Records provided -
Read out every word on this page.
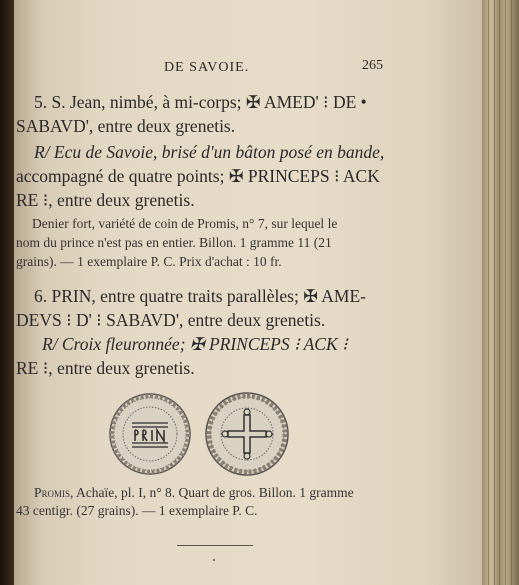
DE SAVOIE.	265
5. S. Jean, nimbé, à mi-corps; ✠ AMED' ⁝ DE •
SABAVD', entre deux grenetis.
R/ Ecu de Savoie, brisé d'un bâton posé en bande,
accompagné de quatre points; ✠ PRINCEPS ⁝ ACK
RE ⁝, entre deux grenetis.
Denier fort, variété de coin de Promis, n° 7, sur lequel le
nom du prince n'est pas en entier. Billon. 1 gramme 11 (21
grains). — 1 exemplaire P. C. Prix d'achat : 10 fr.
6. PRIN, entre quatre traits parallèles; ✠ AME-
DEVS ⁝ D' ⁝ SABAVD', entre deux grenetis.
R/ Croix fleuronnée; ✠ PRINCEPS ⁝ ACK ⁝
RE ⁝, entre deux grenetis.
Promis, Achaïe, pl. I, n° 8. Quart de gros. Billon. 1 gramme
43 centigr. (27 grains). — 1 exemplaire P. C.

Problem requirements - In your copy of the listing above, reproduce each line exactly and omit all pictures.

Reply to the task -
Read out every word on this page.
DE SAVOIE.	265
5. S. Jean, nimbé, à mi-corps; ✠ AMED' ⁝ DE •
SABAVD', entre deux grenetis.
R/ Ecu de Savoie, brisé d'un bâton posé en bande,
accompagné de quatre points; ✠ PRINCEPS ⁝ ACK
RE ⁝, entre deux grenetis.
Denier fort, variété de coin de Promis, n° 7, sur lequel le
nom du prince n'est pas en entier. Billon. 1 gramme 11 (21
grains). — 1 exemplaire P. C. Prix d'achat : 10 fr.
6. PRIN, entre quatre traits parallèles; ✠ AME-
DEVS ⁝ D' ⁝ SABAVD', entre deux grenetis.
R/ Croix fleuronnée; ✠ PRINCEPS ⁝ ACK ⁝
RE ⁝, entre deux grenetis.
Promis, Achaïe, pl. I, n° 8. Quart de gros. Billon. 1 gramme
43 centigr. (27 grains). — 1 exemplaire P. C.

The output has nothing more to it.